ENTRIES SHOWN:
========

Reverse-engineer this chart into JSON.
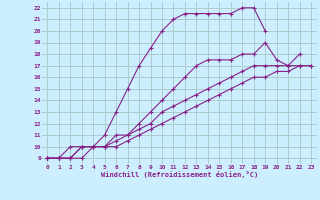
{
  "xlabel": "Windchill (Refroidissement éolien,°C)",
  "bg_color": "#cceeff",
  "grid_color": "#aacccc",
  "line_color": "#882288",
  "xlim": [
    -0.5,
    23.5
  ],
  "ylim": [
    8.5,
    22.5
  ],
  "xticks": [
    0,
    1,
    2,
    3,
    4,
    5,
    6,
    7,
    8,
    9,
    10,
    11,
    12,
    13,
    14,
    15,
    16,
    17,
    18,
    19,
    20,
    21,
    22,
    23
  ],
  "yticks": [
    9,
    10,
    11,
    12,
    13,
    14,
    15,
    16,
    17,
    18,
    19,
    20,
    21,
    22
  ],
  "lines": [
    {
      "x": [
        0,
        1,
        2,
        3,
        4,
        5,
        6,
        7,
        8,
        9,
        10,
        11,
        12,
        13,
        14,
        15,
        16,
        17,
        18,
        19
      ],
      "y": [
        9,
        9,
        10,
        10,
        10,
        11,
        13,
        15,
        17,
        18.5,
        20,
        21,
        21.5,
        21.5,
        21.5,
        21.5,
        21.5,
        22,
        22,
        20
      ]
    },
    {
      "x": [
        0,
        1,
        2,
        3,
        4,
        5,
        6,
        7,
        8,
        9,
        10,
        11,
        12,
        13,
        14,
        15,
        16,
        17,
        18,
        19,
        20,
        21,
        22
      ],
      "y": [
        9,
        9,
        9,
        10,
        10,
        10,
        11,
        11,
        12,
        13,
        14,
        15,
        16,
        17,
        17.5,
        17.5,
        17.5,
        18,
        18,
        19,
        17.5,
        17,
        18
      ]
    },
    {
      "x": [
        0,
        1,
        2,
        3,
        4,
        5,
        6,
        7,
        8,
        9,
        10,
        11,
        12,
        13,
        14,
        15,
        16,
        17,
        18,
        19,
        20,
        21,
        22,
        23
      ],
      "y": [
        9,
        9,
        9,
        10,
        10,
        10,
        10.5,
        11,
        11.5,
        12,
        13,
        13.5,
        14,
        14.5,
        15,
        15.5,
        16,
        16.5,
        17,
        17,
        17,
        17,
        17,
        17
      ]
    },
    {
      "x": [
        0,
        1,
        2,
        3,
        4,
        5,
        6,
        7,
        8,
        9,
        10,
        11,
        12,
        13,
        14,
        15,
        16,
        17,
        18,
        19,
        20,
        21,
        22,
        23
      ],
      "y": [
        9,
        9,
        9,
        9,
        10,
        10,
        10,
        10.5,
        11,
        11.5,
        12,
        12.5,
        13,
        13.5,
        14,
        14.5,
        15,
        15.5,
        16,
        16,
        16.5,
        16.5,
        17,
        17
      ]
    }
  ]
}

========

Quote the material in full and exactly; do not carry over its pictures.

Reverse-engineer this chart into JSON.
{
  "xlabel": "Windchill (Refroidissement éolien,°C)",
  "bg_color": "#cceeff",
  "grid_color": "#aacccc",
  "line_color": "#882288",
  "xlim": [
    -0.5,
    23.5
  ],
  "ylim": [
    8.5,
    22.5
  ],
  "xticks": [
    0,
    1,
    2,
    3,
    4,
    5,
    6,
    7,
    8,
    9,
    10,
    11,
    12,
    13,
    14,
    15,
    16,
    17,
    18,
    19,
    20,
    21,
    22,
    23
  ],
  "yticks": [
    9,
    10,
    11,
    12,
    13,
    14,
    15,
    16,
    17,
    18,
    19,
    20,
    21,
    22
  ],
  "lines": [
    {
      "x": [
        0,
        1,
        2,
        3,
        4,
        5,
        6,
        7,
        8,
        9,
        10,
        11,
        12,
        13,
        14,
        15,
        16,
        17,
        18,
        19
      ],
      "y": [
        9,
        9,
        10,
        10,
        10,
        11,
        13,
        15,
        17,
        18.5,
        20,
        21,
        21.5,
        21.5,
        21.5,
        21.5,
        21.5,
        22,
        22,
        20
      ]
    },
    {
      "x": [
        0,
        1,
        2,
        3,
        4,
        5,
        6,
        7,
        8,
        9,
        10,
        11,
        12,
        13,
        14,
        15,
        16,
        17,
        18,
        19,
        20,
        21,
        22
      ],
      "y": [
        9,
        9,
        9,
        10,
        10,
        10,
        11,
        11,
        12,
        13,
        14,
        15,
        16,
        17,
        17.5,
        17.5,
        17.5,
        18,
        18,
        19,
        17.5,
        17,
        18
      ]
    },
    {
      "x": [
        0,
        1,
        2,
        3,
        4,
        5,
        6,
        7,
        8,
        9,
        10,
        11,
        12,
        13,
        14,
        15,
        16,
        17,
        18,
        19,
        20,
        21,
        22,
        23
      ],
      "y": [
        9,
        9,
        9,
        10,
        10,
        10,
        10.5,
        11,
        11.5,
        12,
        13,
        13.5,
        14,
        14.5,
        15,
        15.5,
        16,
        16.5,
        17,
        17,
        17,
        17,
        17,
        17
      ]
    },
    {
      "x": [
        0,
        1,
        2,
        3,
        4,
        5,
        6,
        7,
        8,
        9,
        10,
        11,
        12,
        13,
        14,
        15,
        16,
        17,
        18,
        19,
        20,
        21,
        22,
        23
      ],
      "y": [
        9,
        9,
        9,
        9,
        10,
        10,
        10,
        10.5,
        11,
        11.5,
        12,
        12.5,
        13,
        13.5,
        14,
        14.5,
        15,
        15.5,
        16,
        16,
        16.5,
        16.5,
        17,
        17
      ]
    }
  ]
}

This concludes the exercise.